◆ WORK INSTRUCTIONS: Repeat every record below exactly, but leave out any pictures.

◆ EXERCISE DATA:
========================================
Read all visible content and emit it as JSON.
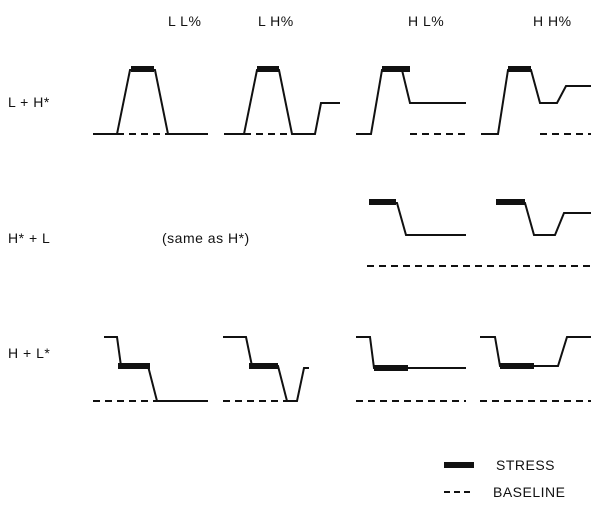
{
  "columns": [
    "L L%",
    "L H%",
    "H L%",
    "H H%"
  ],
  "rows": [
    {
      "label": "L + H*",
      "note": ""
    },
    {
      "label": "H* + L",
      "note": "(same as H*)"
    },
    {
      "label": "H + L*",
      "note": ""
    }
  ],
  "legend": {
    "stress": "STRESS",
    "baseline": "BASELINE"
  }
}
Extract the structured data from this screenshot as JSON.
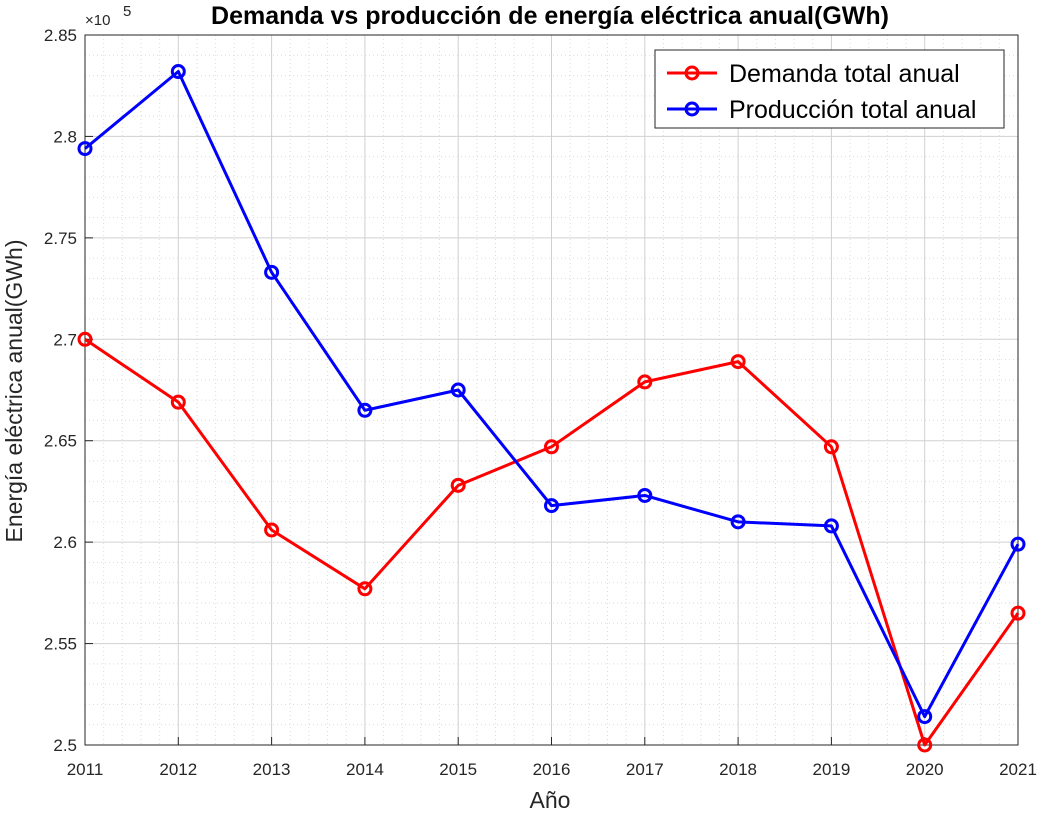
========================================
◆ RESULT BELOW:
Read all visible content and emit it as JSON.
{
  "columns": [
    "L L%",
    "L H%",
    "H L%",
    "H H%"
  ],
  "rows": [
    {
      "label": "L + H*",
      "note": ""
    },
    {
      "label": "H* + L",
      "note": "(same as H*)"
    },
    {
      "label": "H + L*",
      "note": ""
    }
  ],
  "legend": {
    "stress": "STRESS",
    "baseline": "BASELINE"
  }
}
Extract the structured data from this screenshot as JSON.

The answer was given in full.